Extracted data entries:
(begin)
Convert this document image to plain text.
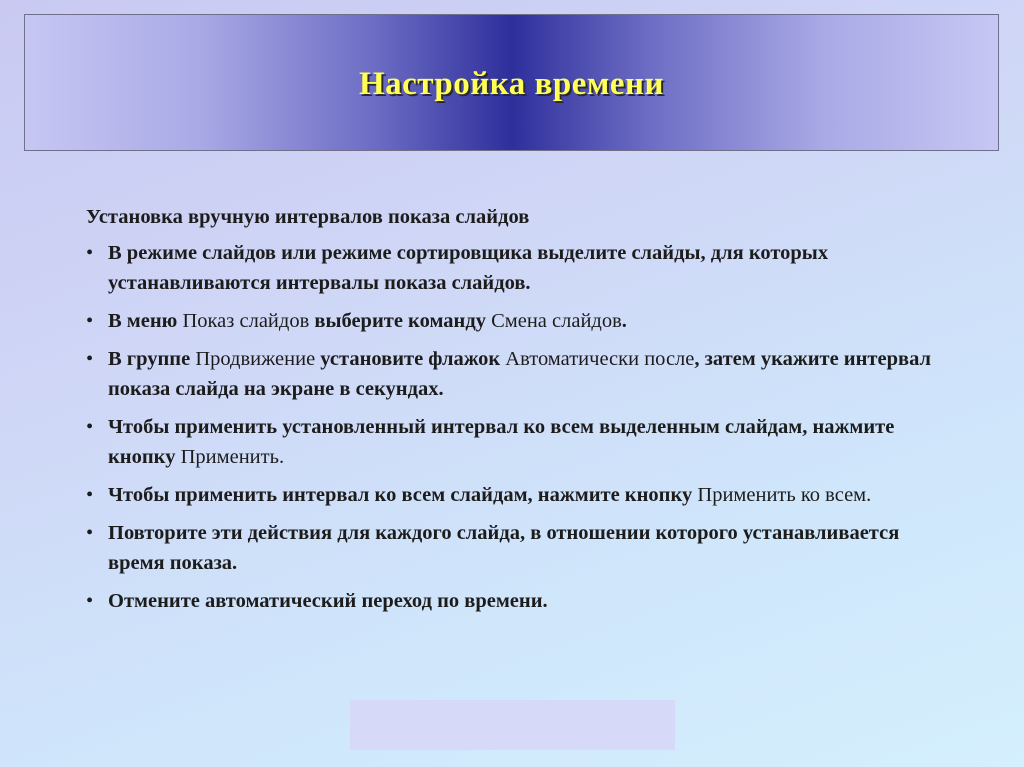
Настройка времени
Установка вручную интервалов показа слайдов
• В режиме слайдов или режиме сортировщика выделите слайды, для которых устанавливаются интервалы показа слайдов.
• В меню Показ слайдов выберите команду Смена слайдов.
• В группе Продвижение установите флажок Автоматически после, затем укажите интервал показа слайда на экране в секундах.
• Чтобы применить установленный интервал ко всем выделенным слайдам, нажмите кнопку Применить.
• Чтобы применить интервал ко всем слайдам, нажмите кнопку Применить ко всем.
• Повторите эти действия для каждого слайда, в отношении которого устанавливается время показа.
• Отмените автоматический переход по времени.
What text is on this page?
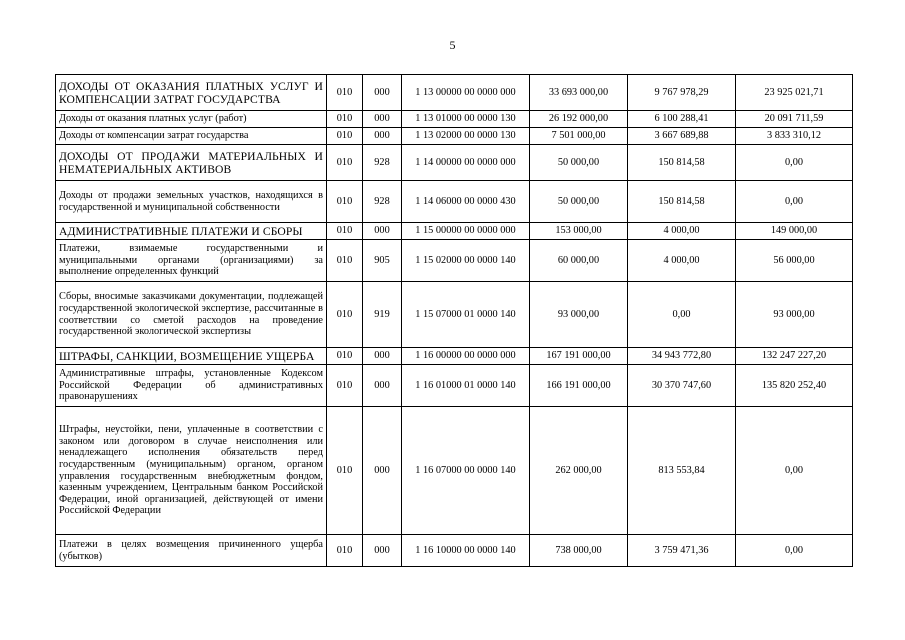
5
ДОХОДЫ ОТ ОКАЗАНИЯ ПЛАТНЫХ УСЛУГ И КОМПЕНСАЦИИ ЗАТРАТ ГОСУДАРСТВА	010	000	1 13 00000 00 0000 000	33 693 000,00	9 767 978,29	23 925 021,71
Доходы от оказания платных услуг (работ)	010	000	1 13 01000 00 0000 130	26 192 000,00	6 100 288,41	20 091 711,59
Доходы от компенсации затрат государства	010	000	1 13 02000 00 0000 130	7 501 000,00	3 667 689,88	3 833 310,12
ДОХОДЫ ОТ ПРОДАЖИ МАТЕРИАЛЬНЫХ И НЕМАТЕРИАЛЬНЫХ АКТИВОВ	010	928	1 14 00000 00 0000 000	50 000,00	150 814,58	0,00
Доходы от продажи земельных участков, находящихся в государственной и муниципальной собственности	010	928	1 14 06000 00 0000 430	50 000,00	150 814,58	0,00
АДМИНИСТРАТИВНЫЕ ПЛАТЕЖИ И СБОРЫ	010	000	1 15 00000 00 0000 000	153 000,00	4 000,00	149 000,00
Платежи, взимаемые государственными и муниципальными органами (организациями) за выполнение определенных функций	010	905	1 15 02000 00 0000 140	60 000,00	4 000,00	56 000,00
Сборы, вносимые заказчиками документации, подлежащей государственной экологической экспертизе, рассчитанные в соответствии со сметой расходов на проведение государственной экологической экспертизы	010	919	1 15 07000 01 0000 140	93 000,00	0,00	93 000,00
ШТРАФЫ, САНКЦИИ, ВОЗМЕЩЕНИЕ УЩЕРБА	010	000	1 16 00000 00 0000 000	167 191 000,00	34 943 772,80	132 247 227,20
Административные штрафы, установленные Кодексом Российской Федерации об административных правонарушениях	010	000	1 16 01000 01 0000 140	166 191 000,00	30 370 747,60	135 820 252,40
Штрафы, неустойки, пени, уплаченные в соответствии с законом или договором в случае неисполнения или ненадлежащего исполнения обязательств перед государственным (муниципальным) органом, органом управления государственным внебюджетным фондом, казенным учреждением, Центральным банком Российской Федерации, иной организацией, действующей от имени Российской Федерации	010	000	1 16 07000 00 0000 140	262 000,00	813 553,84	0,00
Платежи в целях возмещения причиненного ущерба (убытков)	010	000	1 16 10000 00 0000 140	738 000,00	3 759 471,36	0,00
(end)
Repeat each line of the records above exactly, but do not copy the pictures.

▶ Output of the task
Convert this document image to plain text.
Настройка времени
Установка вручную интервалов показа слайдов
• В режиме слайдов или режиме сортировщика выделите слайды, для которых устанавливаются интервалы показа слайдов.
• В меню Показ слайдов выберите команду Смена слайдов.
• В группе Продвижение установите флажок Автоматически после, затем укажите интервал показа слайда на экране в секундах.
• Чтобы применить установленный интервал ко всем выделенным слайдам, нажмите кнопку Применить.
• Чтобы применить интервал ко всем слайдам, нажмите кнопку Применить ко всем.
• Повторите эти действия для каждого слайда, в отношении которого устанавливается время показа.
• Отмените автоматический переход по времени.
What text is on this page?
5
ДОХОДЫ ОТ ОКАЗАНИЯ ПЛАТНЫХ УСЛУГ И КОМПЕНСАЦИИ ЗАТРАТ ГОСУДАРСТВА	010	000	1 13 00000 00 0000 000	33 693 000,00	9 767 978,29	23 925 021,71
Доходы от оказания платных услуг (работ)	010	000	1 13 01000 00 0000 130	26 192 000,00	6 100 288,41	20 091 711,59
Доходы от компенсации затрат государства	010	000	1 13 02000 00 0000 130	7 501 000,00	3 667 689,88	3 833 310,12
ДОХОДЫ ОТ ПРОДАЖИ МАТЕРИАЛЬНЫХ И НЕМАТЕРИАЛЬНЫХ АКТИВОВ	010	928	1 14 00000 00 0000 000	50 000,00	150 814,58	0,00
Доходы от продажи земельных участков, находящихся в государственной и муниципальной собственности	010	928	1 14 06000 00 0000 430	50 000,00	150 814,58	0,00
АДМИНИСТРАТИВНЫЕ ПЛАТЕЖИ И СБОРЫ	010	000	1 15 00000 00 0000 000	153 000,00	4 000,00	149 000,00
Платежи, взимаемые государственными и муниципальными органами (организациями) за выполнение определенных функций	010	905	1 15 02000 00 0000 140	60 000,00	4 000,00	56 000,00
Сборы, вносимые заказчиками документации, подлежащей государственной экологической экспертизе, рассчитанные в соответствии со сметой расходов на проведение государственной экологической экспертизы	010	919	1 15 07000 01 0000 140	93 000,00	0,00	93 000,00
ШТРАФЫ, САНКЦИИ, ВОЗМЕЩЕНИЕ УЩЕРБА	010	000	1 16 00000 00 0000 000	167 191 000,00	34 943 772,80	132 247 227,20
Административные штрафы, установленные Кодексом Российской Федерации об административных правонарушениях	010	000	1 16 01000 01 0000 140	166 191 000,00	30 370 747,60	135 820 252,40
Штрафы, неустойки, пени, уплаченные в соответствии с законом или договором в случае неисполнения или ненадлежащего исполнения обязательств перед государственным (муниципальным) органом, органом управления государственным внебюджетным фондом, казенным учреждением, Центральным банком Российской Федерации, иной организацией, действующей от имени Российской Федерации	010	000	1 16 07000 00 0000 140	262 000,00	813 553,84	0,00
Платежи в целях возмещения причиненного ущерба (убытков)	010	000	1 16 10000 00 0000 140	738 000,00	3 759 471,36	0,00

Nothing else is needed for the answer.